WHAT TO WORK ON: Wherever the string "सफलत" shows up in a line, count that line. Give the total alone.

DATASET RECORDS:
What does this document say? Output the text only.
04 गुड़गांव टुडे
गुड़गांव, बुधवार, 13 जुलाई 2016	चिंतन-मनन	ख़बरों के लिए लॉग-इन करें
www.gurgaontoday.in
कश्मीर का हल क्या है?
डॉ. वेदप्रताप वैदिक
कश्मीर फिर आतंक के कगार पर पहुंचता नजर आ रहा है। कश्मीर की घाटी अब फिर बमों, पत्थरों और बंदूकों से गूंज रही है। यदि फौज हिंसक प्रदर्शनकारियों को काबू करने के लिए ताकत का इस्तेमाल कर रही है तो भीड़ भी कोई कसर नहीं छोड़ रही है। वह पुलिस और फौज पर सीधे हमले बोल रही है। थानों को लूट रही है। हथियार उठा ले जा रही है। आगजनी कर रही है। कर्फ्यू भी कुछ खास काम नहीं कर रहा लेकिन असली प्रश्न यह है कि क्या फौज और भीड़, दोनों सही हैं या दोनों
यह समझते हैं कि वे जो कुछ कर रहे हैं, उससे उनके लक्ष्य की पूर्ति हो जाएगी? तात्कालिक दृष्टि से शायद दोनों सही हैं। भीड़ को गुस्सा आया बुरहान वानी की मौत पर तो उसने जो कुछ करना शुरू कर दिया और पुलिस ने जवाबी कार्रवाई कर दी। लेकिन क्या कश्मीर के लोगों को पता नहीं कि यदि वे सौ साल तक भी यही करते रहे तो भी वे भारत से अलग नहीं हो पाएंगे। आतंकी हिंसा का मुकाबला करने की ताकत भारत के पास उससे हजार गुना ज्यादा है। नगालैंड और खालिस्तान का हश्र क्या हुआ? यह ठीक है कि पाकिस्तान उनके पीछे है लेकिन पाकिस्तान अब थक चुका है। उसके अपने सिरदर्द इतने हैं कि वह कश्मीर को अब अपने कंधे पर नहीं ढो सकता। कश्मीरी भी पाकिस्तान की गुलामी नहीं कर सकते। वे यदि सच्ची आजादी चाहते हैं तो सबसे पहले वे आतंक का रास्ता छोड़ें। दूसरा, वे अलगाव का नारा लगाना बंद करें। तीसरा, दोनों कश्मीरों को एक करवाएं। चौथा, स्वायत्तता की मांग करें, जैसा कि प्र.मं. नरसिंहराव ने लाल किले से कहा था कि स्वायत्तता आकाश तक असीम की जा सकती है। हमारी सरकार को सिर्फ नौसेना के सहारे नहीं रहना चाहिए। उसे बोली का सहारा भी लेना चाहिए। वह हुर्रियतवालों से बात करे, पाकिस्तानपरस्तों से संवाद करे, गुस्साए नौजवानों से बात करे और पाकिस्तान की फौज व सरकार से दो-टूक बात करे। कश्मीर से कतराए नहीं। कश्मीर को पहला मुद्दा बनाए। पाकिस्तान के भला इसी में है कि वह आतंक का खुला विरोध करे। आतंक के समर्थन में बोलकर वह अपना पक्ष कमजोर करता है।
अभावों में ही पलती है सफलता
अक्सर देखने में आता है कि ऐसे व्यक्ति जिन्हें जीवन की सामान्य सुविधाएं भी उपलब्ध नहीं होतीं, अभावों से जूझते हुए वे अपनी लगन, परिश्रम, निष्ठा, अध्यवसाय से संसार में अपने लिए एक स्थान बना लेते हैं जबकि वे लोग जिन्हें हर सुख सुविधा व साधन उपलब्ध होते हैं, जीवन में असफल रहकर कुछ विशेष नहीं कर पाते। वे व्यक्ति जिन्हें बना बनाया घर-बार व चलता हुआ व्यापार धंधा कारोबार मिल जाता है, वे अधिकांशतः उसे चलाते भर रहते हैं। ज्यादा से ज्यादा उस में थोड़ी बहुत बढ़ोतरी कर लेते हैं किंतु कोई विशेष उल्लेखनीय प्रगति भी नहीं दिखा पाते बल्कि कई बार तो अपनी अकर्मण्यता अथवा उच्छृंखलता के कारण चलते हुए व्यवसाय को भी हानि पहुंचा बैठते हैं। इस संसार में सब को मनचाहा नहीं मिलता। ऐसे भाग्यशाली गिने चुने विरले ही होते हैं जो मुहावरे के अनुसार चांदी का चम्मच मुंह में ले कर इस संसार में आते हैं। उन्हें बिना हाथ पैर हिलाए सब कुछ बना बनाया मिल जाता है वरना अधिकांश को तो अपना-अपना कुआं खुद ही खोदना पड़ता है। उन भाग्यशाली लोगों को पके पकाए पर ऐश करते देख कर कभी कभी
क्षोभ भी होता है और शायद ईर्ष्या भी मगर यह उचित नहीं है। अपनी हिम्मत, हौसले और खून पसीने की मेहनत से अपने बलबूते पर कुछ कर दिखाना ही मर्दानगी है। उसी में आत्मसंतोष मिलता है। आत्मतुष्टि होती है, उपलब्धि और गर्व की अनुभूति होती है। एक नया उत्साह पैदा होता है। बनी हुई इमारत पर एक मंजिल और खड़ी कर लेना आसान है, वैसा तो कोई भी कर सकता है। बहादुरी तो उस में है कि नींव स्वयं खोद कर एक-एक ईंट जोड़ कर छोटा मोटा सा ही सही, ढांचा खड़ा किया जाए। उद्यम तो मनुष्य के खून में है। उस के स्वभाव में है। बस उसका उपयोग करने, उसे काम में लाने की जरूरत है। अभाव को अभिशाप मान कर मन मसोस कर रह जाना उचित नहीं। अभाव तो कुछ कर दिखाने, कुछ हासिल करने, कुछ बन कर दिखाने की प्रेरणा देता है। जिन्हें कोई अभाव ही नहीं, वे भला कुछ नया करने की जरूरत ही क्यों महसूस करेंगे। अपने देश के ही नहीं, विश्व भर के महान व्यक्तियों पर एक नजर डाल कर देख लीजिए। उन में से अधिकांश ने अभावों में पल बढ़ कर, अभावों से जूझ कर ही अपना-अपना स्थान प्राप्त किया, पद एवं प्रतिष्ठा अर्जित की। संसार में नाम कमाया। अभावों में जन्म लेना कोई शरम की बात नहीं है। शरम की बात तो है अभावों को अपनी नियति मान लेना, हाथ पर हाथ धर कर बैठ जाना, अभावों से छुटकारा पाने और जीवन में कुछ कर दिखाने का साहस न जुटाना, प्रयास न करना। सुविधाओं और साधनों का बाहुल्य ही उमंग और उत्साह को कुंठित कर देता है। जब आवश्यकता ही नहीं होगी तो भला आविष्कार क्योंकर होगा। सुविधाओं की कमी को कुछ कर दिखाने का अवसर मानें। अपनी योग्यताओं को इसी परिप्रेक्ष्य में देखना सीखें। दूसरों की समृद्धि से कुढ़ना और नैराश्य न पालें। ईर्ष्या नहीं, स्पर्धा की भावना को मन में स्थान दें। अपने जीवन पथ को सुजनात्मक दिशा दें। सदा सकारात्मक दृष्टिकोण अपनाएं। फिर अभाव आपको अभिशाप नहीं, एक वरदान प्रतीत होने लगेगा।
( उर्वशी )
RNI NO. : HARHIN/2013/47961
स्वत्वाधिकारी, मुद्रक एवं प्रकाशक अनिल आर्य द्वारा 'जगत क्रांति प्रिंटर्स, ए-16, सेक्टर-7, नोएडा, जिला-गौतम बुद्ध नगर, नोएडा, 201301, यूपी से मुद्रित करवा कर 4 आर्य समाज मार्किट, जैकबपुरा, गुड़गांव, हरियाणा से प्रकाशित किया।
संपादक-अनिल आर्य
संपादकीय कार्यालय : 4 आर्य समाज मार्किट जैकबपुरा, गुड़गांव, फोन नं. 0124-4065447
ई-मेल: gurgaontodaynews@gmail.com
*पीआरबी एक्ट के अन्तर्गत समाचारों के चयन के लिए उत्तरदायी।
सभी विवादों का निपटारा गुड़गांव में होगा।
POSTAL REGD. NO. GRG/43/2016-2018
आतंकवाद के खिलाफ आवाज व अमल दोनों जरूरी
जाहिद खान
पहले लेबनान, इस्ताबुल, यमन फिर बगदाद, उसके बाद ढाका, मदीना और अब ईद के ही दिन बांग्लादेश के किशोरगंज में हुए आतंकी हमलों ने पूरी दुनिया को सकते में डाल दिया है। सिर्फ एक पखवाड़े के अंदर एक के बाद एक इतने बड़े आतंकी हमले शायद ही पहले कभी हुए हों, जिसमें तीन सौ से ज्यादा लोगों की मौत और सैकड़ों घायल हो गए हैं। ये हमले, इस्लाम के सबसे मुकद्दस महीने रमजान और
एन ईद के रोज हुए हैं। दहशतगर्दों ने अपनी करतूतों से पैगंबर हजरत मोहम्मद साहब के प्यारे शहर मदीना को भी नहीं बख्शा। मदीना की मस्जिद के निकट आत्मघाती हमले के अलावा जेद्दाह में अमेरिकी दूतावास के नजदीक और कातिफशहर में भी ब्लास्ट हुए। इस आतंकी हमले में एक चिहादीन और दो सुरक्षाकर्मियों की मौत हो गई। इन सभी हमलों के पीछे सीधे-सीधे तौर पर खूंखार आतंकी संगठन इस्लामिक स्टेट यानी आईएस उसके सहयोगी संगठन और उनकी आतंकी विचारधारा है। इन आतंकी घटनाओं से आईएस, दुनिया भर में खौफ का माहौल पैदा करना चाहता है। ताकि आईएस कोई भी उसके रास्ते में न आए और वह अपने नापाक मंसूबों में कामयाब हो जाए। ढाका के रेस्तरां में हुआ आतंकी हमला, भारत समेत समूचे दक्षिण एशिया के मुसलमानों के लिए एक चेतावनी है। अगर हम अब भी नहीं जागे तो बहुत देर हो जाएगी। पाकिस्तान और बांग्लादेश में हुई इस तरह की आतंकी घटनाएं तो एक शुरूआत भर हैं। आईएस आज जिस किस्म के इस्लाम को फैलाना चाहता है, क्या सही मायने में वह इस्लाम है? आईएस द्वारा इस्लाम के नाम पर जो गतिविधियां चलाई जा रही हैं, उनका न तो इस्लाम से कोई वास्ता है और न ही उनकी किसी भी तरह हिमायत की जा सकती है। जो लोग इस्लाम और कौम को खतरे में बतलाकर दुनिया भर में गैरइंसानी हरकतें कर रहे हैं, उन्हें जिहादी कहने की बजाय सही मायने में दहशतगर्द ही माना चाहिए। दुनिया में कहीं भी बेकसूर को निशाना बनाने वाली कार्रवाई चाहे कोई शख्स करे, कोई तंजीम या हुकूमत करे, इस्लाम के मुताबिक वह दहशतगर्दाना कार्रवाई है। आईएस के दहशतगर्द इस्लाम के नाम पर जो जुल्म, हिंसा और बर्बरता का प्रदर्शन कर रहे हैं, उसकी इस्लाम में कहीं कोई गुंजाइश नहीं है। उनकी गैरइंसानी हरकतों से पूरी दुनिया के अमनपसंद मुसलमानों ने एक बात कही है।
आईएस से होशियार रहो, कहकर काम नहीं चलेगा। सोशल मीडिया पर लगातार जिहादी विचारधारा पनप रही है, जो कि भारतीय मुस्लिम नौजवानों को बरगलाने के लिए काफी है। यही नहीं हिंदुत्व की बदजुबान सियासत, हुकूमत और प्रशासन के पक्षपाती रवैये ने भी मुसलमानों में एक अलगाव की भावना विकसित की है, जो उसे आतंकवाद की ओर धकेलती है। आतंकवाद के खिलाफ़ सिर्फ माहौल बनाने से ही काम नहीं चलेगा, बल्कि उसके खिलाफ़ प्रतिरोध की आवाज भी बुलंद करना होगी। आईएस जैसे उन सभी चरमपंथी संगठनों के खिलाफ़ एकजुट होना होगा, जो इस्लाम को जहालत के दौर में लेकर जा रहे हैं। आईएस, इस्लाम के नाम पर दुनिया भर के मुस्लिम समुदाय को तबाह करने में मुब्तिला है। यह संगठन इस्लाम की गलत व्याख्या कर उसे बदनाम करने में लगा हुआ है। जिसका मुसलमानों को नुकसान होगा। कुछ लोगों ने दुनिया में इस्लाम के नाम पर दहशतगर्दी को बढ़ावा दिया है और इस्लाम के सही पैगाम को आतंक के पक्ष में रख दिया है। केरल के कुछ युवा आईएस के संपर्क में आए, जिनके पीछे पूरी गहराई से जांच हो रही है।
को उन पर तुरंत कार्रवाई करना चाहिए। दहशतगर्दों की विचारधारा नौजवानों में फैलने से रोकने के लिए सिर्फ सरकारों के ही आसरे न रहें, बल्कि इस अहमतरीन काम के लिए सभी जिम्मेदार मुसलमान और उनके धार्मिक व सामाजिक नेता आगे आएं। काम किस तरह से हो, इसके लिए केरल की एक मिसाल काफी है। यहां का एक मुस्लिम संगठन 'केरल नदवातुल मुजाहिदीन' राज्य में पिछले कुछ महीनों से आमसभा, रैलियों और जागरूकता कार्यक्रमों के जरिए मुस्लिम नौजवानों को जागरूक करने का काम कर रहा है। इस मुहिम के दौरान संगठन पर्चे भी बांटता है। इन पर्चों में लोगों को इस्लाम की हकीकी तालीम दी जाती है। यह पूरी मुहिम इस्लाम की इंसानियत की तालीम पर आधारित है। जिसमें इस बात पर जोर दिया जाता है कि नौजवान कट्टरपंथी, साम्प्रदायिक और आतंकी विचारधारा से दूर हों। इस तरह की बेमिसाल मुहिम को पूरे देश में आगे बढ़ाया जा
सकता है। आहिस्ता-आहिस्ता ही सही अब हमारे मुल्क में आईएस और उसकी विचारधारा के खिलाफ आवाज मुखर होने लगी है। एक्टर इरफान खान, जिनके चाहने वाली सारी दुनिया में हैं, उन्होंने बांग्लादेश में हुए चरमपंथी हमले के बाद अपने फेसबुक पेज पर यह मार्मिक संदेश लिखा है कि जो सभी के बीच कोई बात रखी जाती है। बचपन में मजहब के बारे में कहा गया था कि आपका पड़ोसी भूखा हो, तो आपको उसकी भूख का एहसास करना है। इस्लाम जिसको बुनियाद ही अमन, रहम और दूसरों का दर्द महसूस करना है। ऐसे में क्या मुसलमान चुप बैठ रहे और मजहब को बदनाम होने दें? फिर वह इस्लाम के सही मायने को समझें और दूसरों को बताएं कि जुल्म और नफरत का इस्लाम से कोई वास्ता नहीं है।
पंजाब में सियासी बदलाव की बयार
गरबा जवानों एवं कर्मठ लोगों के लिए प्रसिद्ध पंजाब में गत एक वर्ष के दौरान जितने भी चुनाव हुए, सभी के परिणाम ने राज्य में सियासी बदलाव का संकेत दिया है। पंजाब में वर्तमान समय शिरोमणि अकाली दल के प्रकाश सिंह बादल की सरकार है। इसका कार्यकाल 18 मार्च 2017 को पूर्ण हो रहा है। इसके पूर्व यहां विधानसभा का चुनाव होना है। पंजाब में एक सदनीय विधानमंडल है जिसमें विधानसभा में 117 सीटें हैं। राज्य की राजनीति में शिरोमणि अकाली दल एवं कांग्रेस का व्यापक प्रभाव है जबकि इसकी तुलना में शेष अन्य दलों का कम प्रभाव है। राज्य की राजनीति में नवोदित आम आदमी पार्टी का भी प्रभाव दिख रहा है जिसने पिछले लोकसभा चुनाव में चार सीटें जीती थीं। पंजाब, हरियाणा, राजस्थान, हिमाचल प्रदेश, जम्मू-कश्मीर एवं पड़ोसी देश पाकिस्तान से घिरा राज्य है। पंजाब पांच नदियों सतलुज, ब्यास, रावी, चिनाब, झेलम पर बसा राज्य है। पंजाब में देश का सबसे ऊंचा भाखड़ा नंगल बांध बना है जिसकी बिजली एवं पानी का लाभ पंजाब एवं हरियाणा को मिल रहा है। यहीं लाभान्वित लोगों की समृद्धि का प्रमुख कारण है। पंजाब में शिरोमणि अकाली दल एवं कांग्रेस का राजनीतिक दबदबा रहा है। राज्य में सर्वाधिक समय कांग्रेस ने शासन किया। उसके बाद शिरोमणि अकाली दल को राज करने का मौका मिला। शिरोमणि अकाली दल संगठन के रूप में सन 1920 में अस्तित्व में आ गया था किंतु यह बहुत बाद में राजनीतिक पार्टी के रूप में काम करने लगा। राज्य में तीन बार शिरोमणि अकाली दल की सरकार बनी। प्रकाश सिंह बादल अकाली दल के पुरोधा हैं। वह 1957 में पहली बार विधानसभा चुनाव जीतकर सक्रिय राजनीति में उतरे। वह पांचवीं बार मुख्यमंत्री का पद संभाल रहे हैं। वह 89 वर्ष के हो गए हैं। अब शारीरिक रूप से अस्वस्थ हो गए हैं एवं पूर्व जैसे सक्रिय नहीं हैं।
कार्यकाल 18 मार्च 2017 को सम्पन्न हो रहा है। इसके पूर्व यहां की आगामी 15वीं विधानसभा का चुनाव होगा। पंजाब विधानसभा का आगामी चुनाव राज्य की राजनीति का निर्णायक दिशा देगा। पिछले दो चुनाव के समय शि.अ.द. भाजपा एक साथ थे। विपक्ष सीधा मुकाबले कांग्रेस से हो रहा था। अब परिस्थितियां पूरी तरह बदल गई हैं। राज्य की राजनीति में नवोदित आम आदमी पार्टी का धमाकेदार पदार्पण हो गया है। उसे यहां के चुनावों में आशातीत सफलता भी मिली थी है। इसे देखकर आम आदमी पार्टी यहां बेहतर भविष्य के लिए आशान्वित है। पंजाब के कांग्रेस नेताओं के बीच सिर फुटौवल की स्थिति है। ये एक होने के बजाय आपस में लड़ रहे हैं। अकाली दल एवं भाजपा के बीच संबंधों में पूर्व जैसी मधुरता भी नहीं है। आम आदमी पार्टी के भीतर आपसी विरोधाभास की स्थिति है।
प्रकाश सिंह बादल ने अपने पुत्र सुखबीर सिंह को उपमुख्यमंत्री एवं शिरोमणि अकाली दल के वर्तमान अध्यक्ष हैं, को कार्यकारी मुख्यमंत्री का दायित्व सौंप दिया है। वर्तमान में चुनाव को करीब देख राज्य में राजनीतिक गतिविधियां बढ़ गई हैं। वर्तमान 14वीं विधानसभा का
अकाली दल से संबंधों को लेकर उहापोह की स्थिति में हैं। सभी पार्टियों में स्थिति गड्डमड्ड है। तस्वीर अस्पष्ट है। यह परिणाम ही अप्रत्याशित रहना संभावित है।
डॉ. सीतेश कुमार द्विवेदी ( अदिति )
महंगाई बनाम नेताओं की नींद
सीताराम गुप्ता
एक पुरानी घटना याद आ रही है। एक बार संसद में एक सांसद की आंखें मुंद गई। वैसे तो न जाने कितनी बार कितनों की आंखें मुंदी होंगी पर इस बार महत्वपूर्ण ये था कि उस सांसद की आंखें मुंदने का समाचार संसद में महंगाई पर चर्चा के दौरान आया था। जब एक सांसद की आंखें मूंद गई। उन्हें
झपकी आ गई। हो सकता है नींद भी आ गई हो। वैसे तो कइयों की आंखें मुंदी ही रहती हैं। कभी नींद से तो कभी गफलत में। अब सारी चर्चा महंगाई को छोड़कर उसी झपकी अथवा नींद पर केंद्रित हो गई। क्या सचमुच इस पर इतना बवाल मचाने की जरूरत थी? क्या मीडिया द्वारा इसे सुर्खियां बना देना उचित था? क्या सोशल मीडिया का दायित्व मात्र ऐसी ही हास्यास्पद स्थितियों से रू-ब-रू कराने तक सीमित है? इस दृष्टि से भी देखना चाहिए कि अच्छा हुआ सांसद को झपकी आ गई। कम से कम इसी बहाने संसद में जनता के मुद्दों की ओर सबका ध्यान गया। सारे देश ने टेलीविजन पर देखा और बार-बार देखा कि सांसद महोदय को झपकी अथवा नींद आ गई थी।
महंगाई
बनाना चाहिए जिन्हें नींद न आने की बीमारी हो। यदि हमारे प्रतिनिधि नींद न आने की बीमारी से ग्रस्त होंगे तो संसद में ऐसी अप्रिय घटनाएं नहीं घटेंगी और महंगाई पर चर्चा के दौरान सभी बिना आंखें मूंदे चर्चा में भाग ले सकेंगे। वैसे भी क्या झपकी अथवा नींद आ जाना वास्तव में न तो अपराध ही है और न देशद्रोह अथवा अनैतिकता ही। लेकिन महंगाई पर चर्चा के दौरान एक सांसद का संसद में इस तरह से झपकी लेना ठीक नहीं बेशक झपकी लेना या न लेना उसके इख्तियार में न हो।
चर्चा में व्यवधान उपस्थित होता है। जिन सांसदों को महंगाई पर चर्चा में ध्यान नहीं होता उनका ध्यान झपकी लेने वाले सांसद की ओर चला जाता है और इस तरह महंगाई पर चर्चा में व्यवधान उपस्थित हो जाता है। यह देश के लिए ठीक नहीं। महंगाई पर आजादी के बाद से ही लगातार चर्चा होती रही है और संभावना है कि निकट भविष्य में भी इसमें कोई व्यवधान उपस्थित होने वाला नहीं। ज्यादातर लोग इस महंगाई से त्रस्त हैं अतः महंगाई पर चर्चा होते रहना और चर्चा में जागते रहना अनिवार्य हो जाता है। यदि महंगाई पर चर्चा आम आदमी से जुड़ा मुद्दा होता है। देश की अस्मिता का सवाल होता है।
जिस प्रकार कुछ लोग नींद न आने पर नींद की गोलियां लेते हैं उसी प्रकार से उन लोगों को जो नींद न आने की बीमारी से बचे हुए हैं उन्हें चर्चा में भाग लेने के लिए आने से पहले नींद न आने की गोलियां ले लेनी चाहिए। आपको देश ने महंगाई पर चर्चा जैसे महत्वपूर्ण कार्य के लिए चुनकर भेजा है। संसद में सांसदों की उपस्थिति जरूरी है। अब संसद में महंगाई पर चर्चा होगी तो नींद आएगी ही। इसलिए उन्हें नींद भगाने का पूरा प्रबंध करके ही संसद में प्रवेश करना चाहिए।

RESULT OF THE EXERCISE: 2